> _The task_
Where does the string "gusts" appear in the records? Copy every line that contains it.

=== Data for processing ===

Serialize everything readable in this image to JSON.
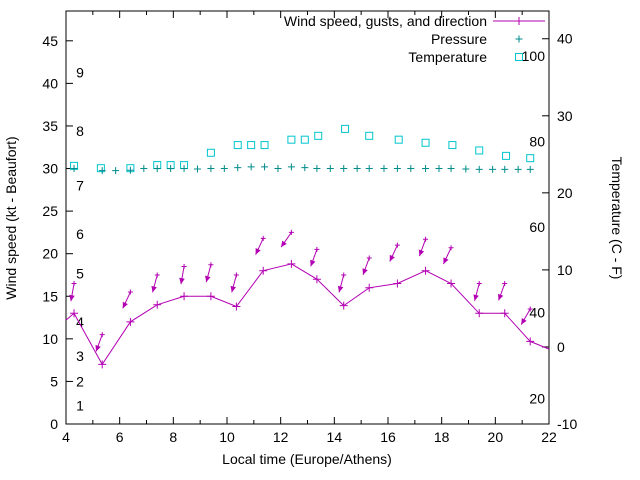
{
  "chart_data": {
    "type": "line",
    "title": "",
    "xlabel": "Local time (Europe/Athens)",
    "ylabel_left": "Wind speed (kt - Beaufort)",
    "ylabel_right": "Temperature (C - F)",
    "x_range": [
      4,
      22
    ],
    "x_ticks": [
      4,
      6,
      8,
      10,
      12,
      14,
      16,
      18,
      20,
      22
    ],
    "x_minor_ticks": [
      5,
      7,
      9,
      11,
      13,
      15,
      17,
      19,
      21
    ],
    "y_left_range": [
      0,
      48.5
    ],
    "y_left_ticks": [
      0,
      5,
      10,
      15,
      20,
      25,
      30,
      35,
      40,
      45
    ],
    "y_right_range": [
      -10,
      43.6
    ],
    "y_right_ticks": [
      -10,
      0,
      10,
      20,
      30,
      40
    ],
    "grid": false,
    "legend_position": "top-right-inside",
    "beaufort_scale_labels": [
      {
        "label": "1",
        "kt": 2.2
      },
      {
        "label": "2",
        "kt": 5.0
      },
      {
        "label": "3",
        "kt": 8.0
      },
      {
        "label": "4",
        "kt": 12.0
      },
      {
        "label": "5",
        "kt": 17.7
      },
      {
        "label": "6",
        "kt": 22.3
      },
      {
        "label": "7",
        "kt": 28.0
      },
      {
        "label": "8",
        "kt": 34.4
      },
      {
        "label": "9",
        "kt": 41.3
      }
    ],
    "fahrenheit_scale_labels": [
      {
        "label": "20",
        "f": 20
      },
      {
        "label": "40",
        "f": 40
      },
      {
        "label": "60",
        "f": 60
      },
      {
        "label": "80",
        "f": 80
      },
      {
        "label": "100",
        "f": 100
      }
    ],
    "legend": [
      {
        "label": "Wind speed, gusts, and direction",
        "marker": "line-plus",
        "color": "#b300b3"
      },
      {
        "label": "Pressure",
        "marker": "plus",
        "color": "#008b8b"
      },
      {
        "label": "Temperature",
        "marker": "square",
        "color": "#00c5cd"
      }
    ],
    "series": {
      "wind": {
        "name": "Wind speed, gusts, and direction",
        "color": "#b300b3",
        "x": [
          4.0,
          4.3,
          5.35,
          6.4,
          7.4,
          8.4,
          9.4,
          10.35,
          11.35,
          12.4,
          13.35,
          14.35,
          15.3,
          16.35,
          17.4,
          18.35,
          19.4,
          20.35,
          21.3,
          22.0
        ],
        "speed_kt": [
          12.2,
          13,
          7,
          12,
          14,
          15,
          15,
          13.8,
          18,
          18.8,
          17,
          13.9,
          16,
          16.5,
          18,
          16.5,
          13,
          13,
          9.7,
          8.8
        ],
        "gust_kt": [
          null,
          16.5,
          10.5,
          15.5,
          17.5,
          18.5,
          18.7,
          17.5,
          21.8,
          22.5,
          20.5,
          17.5,
          19.5,
          21,
          21.7,
          20.7,
          16.5,
          16.5,
          13.5,
          null
        ],
        "dir_deg": [
          null,
          190,
          200,
          205,
          195,
          190,
          195,
          195,
          205,
          215,
          200,
          195,
          200,
          205,
          200,
          205,
          195,
          200,
          210,
          null
        ]
      },
      "pressure": {
        "name": "Pressure",
        "color": "#008b8b",
        "x": [
          4.3,
          5.35,
          5.85,
          6.4,
          6.9,
          7.4,
          7.9,
          8.4,
          8.9,
          9.4,
          9.9,
          10.4,
          10.9,
          11.4,
          11.9,
          12.4,
          12.9,
          13.35,
          13.85,
          14.35,
          14.85,
          15.3,
          15.85,
          16.35,
          16.85,
          17.4,
          17.9,
          18.35,
          18.9,
          19.4,
          19.9,
          20.35,
          20.85,
          21.3
        ],
        "values_inhg": [
          30.0,
          29.75,
          29.75,
          29.8,
          30.0,
          30.0,
          30.0,
          30.0,
          29.95,
          30.0,
          30.0,
          30.1,
          30.2,
          30.2,
          30.0,
          30.2,
          30.1,
          30.0,
          30.0,
          30.0,
          30.0,
          30.0,
          30.0,
          30.0,
          30.0,
          30.0,
          30.0,
          30.0,
          29.95,
          29.9,
          29.9,
          29.9,
          29.9,
          29.9
        ]
      },
      "temperature": {
        "name": "Temperature",
        "color": "#00c5cd",
        "x": [
          4.3,
          5.3,
          6.4,
          7.4,
          7.9,
          8.4,
          9.4,
          10.4,
          10.9,
          11.4,
          12.4,
          12.9,
          13.4,
          14.4,
          15.3,
          16.4,
          17.4,
          18.4,
          19.4,
          20.4,
          21.3
        ],
        "values_c": [
          23.5,
          23.2,
          23.2,
          23.6,
          23.6,
          23.6,
          25.2,
          26.2,
          26.2,
          26.2,
          26.9,
          26.9,
          27.4,
          28.3,
          27.4,
          26.9,
          26.5,
          26.2,
          25.5,
          24.8,
          24.5
        ]
      }
    }
  }
}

===

> _Response to this exercise_
        "label": "Wind speed, gusts, and direction",
        "name": "Wind speed, gusts, and direction",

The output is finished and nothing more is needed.